Leave out any picture and return the remaining listing below exactly as given.

**MATERIAL PROVIDED**

## Start

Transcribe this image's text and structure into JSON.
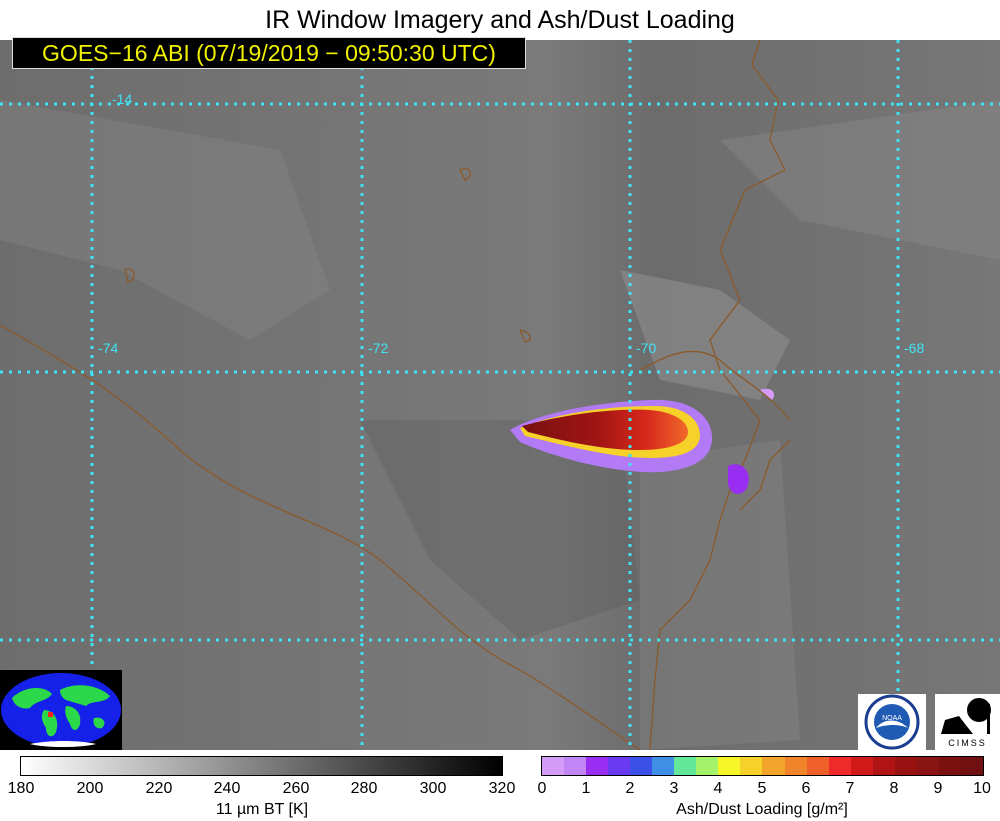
{
  "title": "IR Window Imagery and Ash/Dust Loading",
  "subtitle": "GOES−16 ABI (07/19/2019 − 09:50:30 UTC)",
  "map": {
    "longitude_labels": [
      "-74",
      "-72",
      "-70",
      "-68"
    ],
    "latitude_labels": [
      "-14"
    ],
    "gridline_color": "#3fe3f3",
    "border_color": "#8b5a2b"
  },
  "colorbar_bt": {
    "ticks": [
      "180",
      "200",
      "220",
      "240",
      "260",
      "280",
      "300",
      "320"
    ],
    "label": "11 µm BT [K]"
  },
  "colorbar_ash": {
    "ticks": [
      "0",
      "1",
      "2",
      "3",
      "4",
      "5",
      "6",
      "7",
      "8",
      "9",
      "10"
    ],
    "label": "Ash/Dust Loading [g/m²]",
    "colors": [
      "#d59cf7",
      "#c285f5",
      "#9a2df2",
      "#6a3af2",
      "#3a50e6",
      "#3f8fe6",
      "#63e89a",
      "#a4f26a",
      "#f5f527",
      "#f5d12a",
      "#f2a52a",
      "#f0842a",
      "#f0602a",
      "#ef2a2a",
      "#d11a1a",
      "#b01414",
      "#981212",
      "#8a1414",
      "#7a1010",
      "#701010"
    ]
  },
  "logos": {
    "noaa": "NOAA",
    "cimss": "CIMSS"
  }
}
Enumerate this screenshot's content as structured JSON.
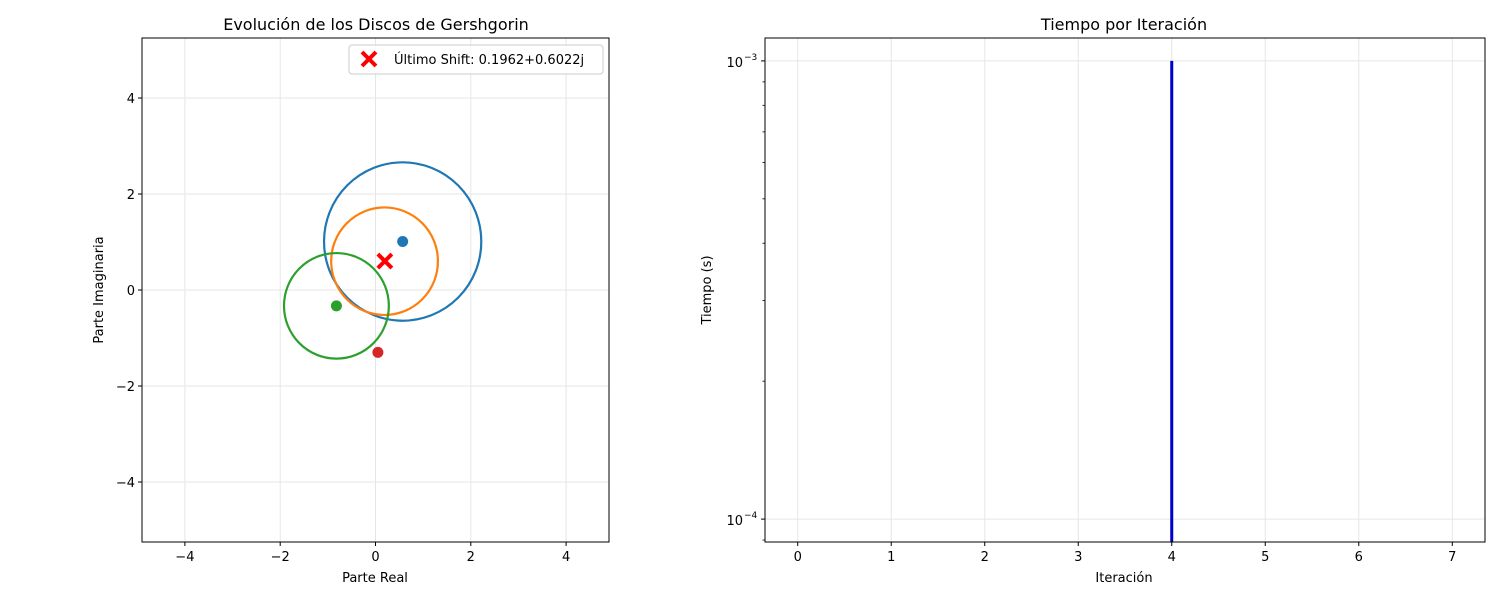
{
  "chart_data": [
    {
      "type": "scatter",
      "title": "Evolución de los Discos de Gershgorin",
      "xlabel": "Parte Real",
      "ylabel": "Parte Imaginaria",
      "xlim": [
        -4.9,
        4.9
      ],
      "ylim": [
        -5.25,
        5.25
      ],
      "xticks": [
        -4,
        -2,
        0,
        2,
        4
      ],
      "yticks": [
        -4,
        -2,
        0,
        2,
        4
      ],
      "xtick_labels": [
        "−4",
        "−2",
        "0",
        "2",
        "4"
      ],
      "ytick_labels": [
        "−4",
        "−2",
        "0",
        "2",
        "4"
      ],
      "grid": true,
      "legend_position": "top-right",
      "discs": [
        {
          "center": [
            0.57,
            1.01
          ],
          "radius": 1.65,
          "color": "#1f77b4"
        },
        {
          "center": [
            0.19,
            0.6
          ],
          "radius": 1.12,
          "color": "#ff7f0e"
        },
        {
          "center": [
            -0.82,
            -0.33
          ],
          "radius": 1.1,
          "color": "#2ca02c"
        }
      ],
      "points": [
        {
          "x": 0.57,
          "y": 1.01,
          "color": "#1f77b4"
        },
        {
          "x": -0.82,
          "y": -0.33,
          "color": "#2ca02c"
        },
        {
          "x": 0.05,
          "y": -1.3,
          "color": "#d62728"
        }
      ],
      "shift": {
        "x": 0.1962,
        "y": 0.6022,
        "color": "#ff0000",
        "label": "Último Shift: 0.1962+0.6022j"
      }
    },
    {
      "type": "line",
      "title": "Tiempo por Iteración",
      "xlabel": "Iteración",
      "ylabel": "Tiempo (s)",
      "xlim": [
        -0.35,
        7.35
      ],
      "ylim_log10": [
        -4.05,
        -2.95
      ],
      "yscale": "log",
      "xticks": [
        0,
        1,
        2,
        3,
        4,
        5,
        6,
        7
      ],
      "xtick_labels": [
        "0",
        "1",
        "2",
        "3",
        "4",
        "5",
        "6",
        "7"
      ],
      "yticks": [
        {
          "exp": -4,
          "label": "10",
          "sup": "−4"
        },
        {
          "exp": -3,
          "label": "10",
          "sup": "−3"
        }
      ],
      "grid": true,
      "series": [
        {
          "x": [
            4,
            4
          ],
          "y": [
            8.91e-05,
            0.001
          ],
          "color": "#0000cc"
        }
      ]
    }
  ]
}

## End

**RESULT FOR THIS EXERCISE**
Transcribe this image's text and structure into JSON.
{
  "title": "IR Window Imagery and Ash/Dust Loading",
  "subtitle": "GOES−16 ABI (07/19/2019 − 09:50:30 UTC)",
  "map": {
    "longitude_labels": [
      "-74",
      "-72",
      "-70",
      "-68"
    ],
    "latitude_labels": [
      "-14"
    ],
    "gridline_color": "#3fe3f3",
    "border_color": "#8b5a2b"
  },
  "colorbar_bt": {
    "ticks": [
      "180",
      "200",
      "220",
      "240",
      "260",
      "280",
      "300",
      "320"
    ],
    "label": "11 µm BT [K]"
  },
  "colorbar_ash": {
    "ticks": [
      "0",
      "1",
      "2",
      "3",
      "4",
      "5",
      "6",
      "7",
      "8",
      "9",
      "10"
    ],
    "label": "Ash/Dust Loading [g/m²]",
    "colors": [
      "#d59cf7",
      "#c285f5",
      "#9a2df2",
      "#6a3af2",
      "#3a50e6",
      "#3f8fe6",
      "#63e89a",
      "#a4f26a",
      "#f5f527",
      "#f5d12a",
      "#f2a52a",
      "#f0842a",
      "#f0602a",
      "#ef2a2a",
      "#d11a1a",
      "#b01414",
      "#981212",
      "#8a1414",
      "#7a1010",
      "#701010"
    ]
  },
  "logos": {
    "noaa": "NOAA",
    "cimss": "CIMSS"
  }
}
Enumerate this screenshot's content as structured JSON.
{
  "chart_data": [
    {
      "type": "scatter",
      "title": "Evolución de los Discos de Gershgorin",
      "xlabel": "Parte Real",
      "ylabel": "Parte Imaginaria",
      "xlim": [
        -4.9,
        4.9
      ],
      "ylim": [
        -5.25,
        5.25
      ],
      "xticks": [
        -4,
        -2,
        0,
        2,
        4
      ],
      "yticks": [
        -4,
        -2,
        0,
        2,
        4
      ],
      "xtick_labels": [
        "−4",
        "−2",
        "0",
        "2",
        "4"
      ],
      "ytick_labels": [
        "−4",
        "−2",
        "0",
        "2",
        "4"
      ],
      "grid": true,
      "legend_position": "top-right",
      "discs": [
        {
          "center": [
            0.57,
            1.01
          ],
          "radius": 1.65,
          "color": "#1f77b4"
        },
        {
          "center": [
            0.19,
            0.6
          ],
          "radius": 1.12,
          "color": "#ff7f0e"
        },
        {
          "center": [
            -0.82,
            -0.33
          ],
          "radius": 1.1,
          "color": "#2ca02c"
        }
      ],
      "points": [
        {
          "x": 0.57,
          "y": 1.01,
          "color": "#1f77b4"
        },
        {
          "x": -0.82,
          "y": -0.33,
          "color": "#2ca02c"
        },
        {
          "x": 0.05,
          "y": -1.3,
          "color": "#d62728"
        }
      ],
      "shift": {
        "x": 0.1962,
        "y": 0.6022,
        "color": "#ff0000",
        "label": "Último Shift: 0.1962+0.6022j"
      }
    },
    {
      "type": "line",
      "title": "Tiempo por Iteración",
      "xlabel": "Iteración",
      "ylabel": "Tiempo (s)",
      "xlim": [
        -0.35,
        7.35
      ],
      "ylim_log10": [
        -4.05,
        -2.95
      ],
      "yscale": "log",
      "xticks": [
        0,
        1,
        2,
        3,
        4,
        5,
        6,
        7
      ],
      "xtick_labels": [
        "0",
        "1",
        "2",
        "3",
        "4",
        "5",
        "6",
        "7"
      ],
      "yticks": [
        {
          "exp": -4,
          "label": "10",
          "sup": "−4"
        },
        {
          "exp": -3,
          "label": "10",
          "sup": "−3"
        }
      ],
      "grid": true,
      "series": [
        {
          "x": [
            4,
            4
          ],
          "y": [
            8.91e-05,
            0.001
          ],
          "color": "#0000cc"
        }
      ]
    }
  ]
}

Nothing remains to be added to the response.